• _Your instructions_
Pull every line from the data below and reproduce each one without changing anything.

[START OF Data for processing]

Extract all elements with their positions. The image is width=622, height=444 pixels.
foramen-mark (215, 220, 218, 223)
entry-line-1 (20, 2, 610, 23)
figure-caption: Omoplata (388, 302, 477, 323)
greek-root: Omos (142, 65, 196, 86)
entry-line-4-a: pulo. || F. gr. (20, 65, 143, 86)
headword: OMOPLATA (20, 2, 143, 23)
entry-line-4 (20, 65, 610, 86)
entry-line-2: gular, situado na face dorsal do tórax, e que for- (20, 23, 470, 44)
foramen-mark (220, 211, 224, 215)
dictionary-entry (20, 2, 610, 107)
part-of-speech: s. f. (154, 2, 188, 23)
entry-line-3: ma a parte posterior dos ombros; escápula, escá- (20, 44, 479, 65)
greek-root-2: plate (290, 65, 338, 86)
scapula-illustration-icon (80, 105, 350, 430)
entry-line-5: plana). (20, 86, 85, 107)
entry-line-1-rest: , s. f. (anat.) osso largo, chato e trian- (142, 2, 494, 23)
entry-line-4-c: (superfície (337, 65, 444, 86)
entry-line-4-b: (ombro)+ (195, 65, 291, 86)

[END OF Data for processing]

• _Exercise response_
Extract all elements with their positions. The image is width=622, height=444 pixels.
foramen-mark (215, 220, 218, 223)
entry-line-1 (20, 2, 610, 23)
figure-caption: Omoplata (388, 302, 477, 323)
greek-root: Omos (142, 65, 196, 86)
entry-line-4-a: pulo. || F. gr. (20, 65, 143, 86)
headword: OMOPLATA (20, 2, 143, 23)
entry-line-4 (20, 65, 610, 86)
entry-line-2: gular, situado na face dorsal do tórax, e que for- (20, 23, 470, 44)
foramen-mark (220, 211, 224, 215)
dictionary-entry (20, 2, 610, 107)
part-of-speech: s. f. (154, 2, 188, 23)
entry-line-3: ma a parte posterior dos ombros; escápula, escá- (20, 44, 479, 65)
greek-root-2: plate (290, 65, 338, 86)
scapula-illustration-icon (80, 105, 350, 430)
entry-line-5: plana). (20, 86, 85, 107)
entry-line-1-rest: , s. f. (anat.) osso largo, chato e trian- (142, 2, 494, 23)
entry-line-4-c: (superfície (337, 65, 444, 86)
entry-line-4-b: (ombro)+ (195, 65, 291, 86)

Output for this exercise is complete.